** Given instruction **
Could you copy every line from the material below in which "moments" appears?

** Entries shown **
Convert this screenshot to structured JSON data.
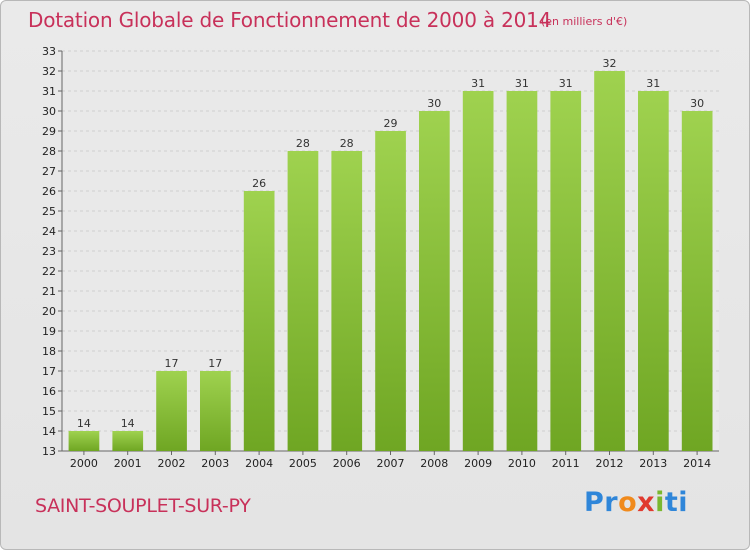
{
  "chart_data": {
    "type": "bar",
    "title": "Dotation Globale de Fonctionnement de 2000 à 2014",
    "subtitle": "(en milliers d'€)",
    "xlabel": "",
    "ylabel": "",
    "categories": [
      "2000",
      "2001",
      "2002",
      "2003",
      "2004",
      "2005",
      "2006",
      "2007",
      "2008",
      "2009",
      "2010",
      "2011",
      "2012",
      "2013",
      "2014"
    ],
    "values": [
      14,
      14,
      17,
      17,
      26,
      28,
      28,
      29,
      30,
      31,
      31,
      31,
      32,
      31,
      30
    ],
    "ylim": [
      13,
      33
    ],
    "yticks": [
      13,
      14,
      15,
      16,
      17,
      18,
      19,
      20,
      21,
      22,
      23,
      24,
      25,
      26,
      27,
      28,
      29,
      30,
      31,
      32,
      33
    ],
    "grid": true,
    "bar_color": "#8cc63f"
  },
  "footer": {
    "place_name": "SAINT-SOUPLET-SUR-PY"
  },
  "logo": {
    "text": "Proxiti",
    "colors": [
      "#2f86d9",
      "#f08a1c",
      "#e03a2f",
      "#7bb82f"
    ]
  }
}
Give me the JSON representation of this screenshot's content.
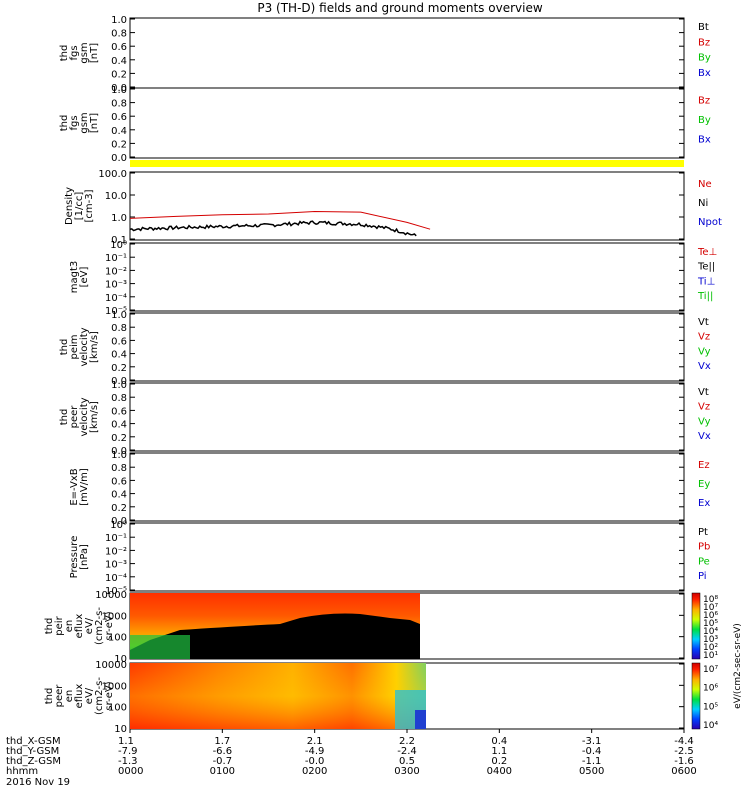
{
  "title": "P3 (TH-D) fields and ground moments overview",
  "panels": [
    {
      "id": "fgs",
      "ylabel": [
        "thd",
        "fgs",
        "gsm",
        "[nT]"
      ],
      "yticks": [
        "0.0",
        "0.2",
        "0.4",
        "0.6",
        "0.8",
        "1.0"
      ],
      "legend": [
        {
          "text": "Bt",
          "color": "#000000"
        },
        {
          "text": "Bz",
          "color": "#d40000"
        },
        {
          "text": "By",
          "color": "#00c000"
        },
        {
          "text": "Bx",
          "color": "#0000d0"
        }
      ]
    },
    {
      "id": "fgs-dsl",
      "ylabel": [
        "thd",
        "fgs",
        "gsm",
        "[nT]"
      ],
      "yticks": [
        "0.0",
        "0.2",
        "0.4",
        "0.6",
        "0.8",
        "1.0"
      ],
      "legend": [
        {
          "text": "Bz",
          "color": "#d40000"
        },
        {
          "text": "By",
          "color": "#00c000"
        },
        {
          "text": "Bx",
          "color": "#0000d0"
        }
      ]
    },
    {
      "id": "density",
      "ylabel": [
        "Density",
        "[1/cc]",
        "[cm-3]"
      ],
      "yticks": [
        "0.1",
        "1.0",
        "10.0",
        "100.0"
      ],
      "legend": [
        {
          "text": "Ne",
          "color": "#d40000"
        },
        {
          "text": "Ni",
          "color": "#000000"
        },
        {
          "text": "Npot",
          "color": "#0000d0"
        }
      ]
    },
    {
      "id": "temp",
      "ylabel": [
        "magt3",
        "[eV]"
      ],
      "yticks": [
        "10⁻⁵",
        "10⁻⁴",
        "10⁻³",
        "10⁻²",
        "10⁻¹",
        "10⁰"
      ],
      "legend": [
        {
          "text": "Te⊥",
          "color": "#d40000"
        },
        {
          "text": "Te||",
          "color": "#000000"
        },
        {
          "text": "Ti⊥",
          "color": "#0000d0"
        },
        {
          "text": "Ti||",
          "color": "#00c000"
        }
      ]
    },
    {
      "id": "peim",
      "ylabel": [
        "thd",
        "peim",
        "velocity",
        "[km/s]"
      ],
      "yticks": [
        "0.0",
        "0.2",
        "0.4",
        "0.6",
        "0.8",
        "1.0"
      ],
      "legend": [
        {
          "text": "Vt",
          "color": "#000000"
        },
        {
          "text": "Vz",
          "color": "#d40000"
        },
        {
          "text": "Vy",
          "color": "#00c000"
        },
        {
          "text": "Vx",
          "color": "#0000d0"
        }
      ]
    },
    {
      "id": "peem",
      "ylabel": [
        "thd",
        "peer",
        "velocity",
        "[km/s]"
      ],
      "yticks": [
        "0.0",
        "0.2",
        "0.4",
        "0.6",
        "0.8",
        "1.0"
      ],
      "legend": [
        {
          "text": "Vt",
          "color": "#000000"
        },
        {
          "text": "Vz",
          "color": "#d40000"
        },
        {
          "text": "Vy",
          "color": "#00c000"
        },
        {
          "text": "Vx",
          "color": "#0000d0"
        }
      ]
    },
    {
      "id": "efield",
      "ylabel": [
        "E=-VxB",
        "[mV/m]"
      ],
      "yticks": [
        "0.0",
        "0.2",
        "0.4",
        "0.6",
        "0.8",
        "1.0"
      ],
      "legend": [
        {
          "text": "Ez",
          "color": "#d40000"
        },
        {
          "text": "Ey",
          "color": "#00c000"
        },
        {
          "text": "Ex",
          "color": "#0000d0"
        }
      ]
    },
    {
      "id": "pressure",
      "ylabel": [
        "Pressure",
        "[nPa]"
      ],
      "yticks": [
        "10⁻⁵",
        "10⁻⁴",
        "10⁻³",
        "10⁻²",
        "10⁻¹",
        "10⁰"
      ],
      "legend": [
        {
          "text": "Pt",
          "color": "#000000"
        },
        {
          "text": "Pb",
          "color": "#d40000"
        },
        {
          "text": "Pe",
          "color": "#00c000"
        },
        {
          "text": "Pi",
          "color": "#0000d0"
        }
      ]
    },
    {
      "id": "peir",
      "ylabel": [
        "thd",
        "peir",
        "en",
        "eflux",
        "eV/",
        "(cm2-s-",
        "sr-eV)"
      ],
      "yticks": [
        "10",
        "100",
        "1000",
        "10000"
      ],
      "cbar_ticks": [
        "10⁸",
        "10⁷",
        "10⁶",
        "10⁵",
        "10⁴",
        "10³",
        "10²",
        "10¹"
      ]
    },
    {
      "id": "peer",
      "ylabel": [
        "thd",
        "peer",
        "en",
        "eflux",
        "eV/",
        "(cm2-s-",
        "sr-eV)"
      ],
      "yticks": [
        "10",
        "100",
        "1000",
        "10000"
      ],
      "cbar_ticks": [
        "10⁷",
        "10⁶",
        "10⁵",
        "10⁴"
      ]
    }
  ],
  "cbar_label": "eV/(cm2-sec-sr-eV)",
  "x_axis": {
    "rows": [
      {
        "label": "thd_X-GSM",
        "values": [
          "1.1",
          "1.7",
          "2.1",
          "2.2",
          "0.4",
          "-3.1",
          "-4.4"
        ]
      },
      {
        "label": "thd_Y-GSM",
        "values": [
          "-7.9",
          "-6.6",
          "-4.9",
          "-2.4",
          "1.1",
          "-0.4",
          "-2.5"
        ]
      },
      {
        "label": "thd_Z-GSM",
        "values": [
          "-1.3",
          "-0.7",
          "-0.0",
          "0.5",
          "0.2",
          "-1.1",
          "-1.6"
        ]
      },
      {
        "label": "hhmm",
        "values": [
          "0000",
          "0100",
          "0200",
          "0300",
          "0400",
          "0500",
          "0600"
        ]
      }
    ],
    "date": "2016 Nov 19"
  },
  "chart_data": {
    "type": "line",
    "title": "P3 (TH-D) fields and ground moments overview",
    "x_unit": "hhmm",
    "x": [
      "0000",
      "0030",
      "0100",
      "0130",
      "0200",
      "0230",
      "0300",
      "0315"
    ],
    "series": [
      {
        "name": "Ne",
        "panel": "density",
        "values": [
          0.9,
          1.1,
          1.3,
          1.4,
          1.8,
          1.7,
          0.6,
          0.3
        ]
      },
      {
        "name": "Ni",
        "panel": "density",
        "values": [
          0.3,
          0.35,
          0.4,
          0.45,
          0.6,
          0.5,
          0.2,
          0.08
        ]
      }
    ],
    "density_ylim": [
      0.1,
      100
    ],
    "density_scale": "log"
  },
  "colors": {
    "ne": "#d40000",
    "ni": "#000000",
    "status_bar": "#ffff00"
  }
}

** Solved problem **
  "title": "P3 (TH-D) fields and ground moments overview",
    "title": "P3 (TH-D) fields and ground moments overview",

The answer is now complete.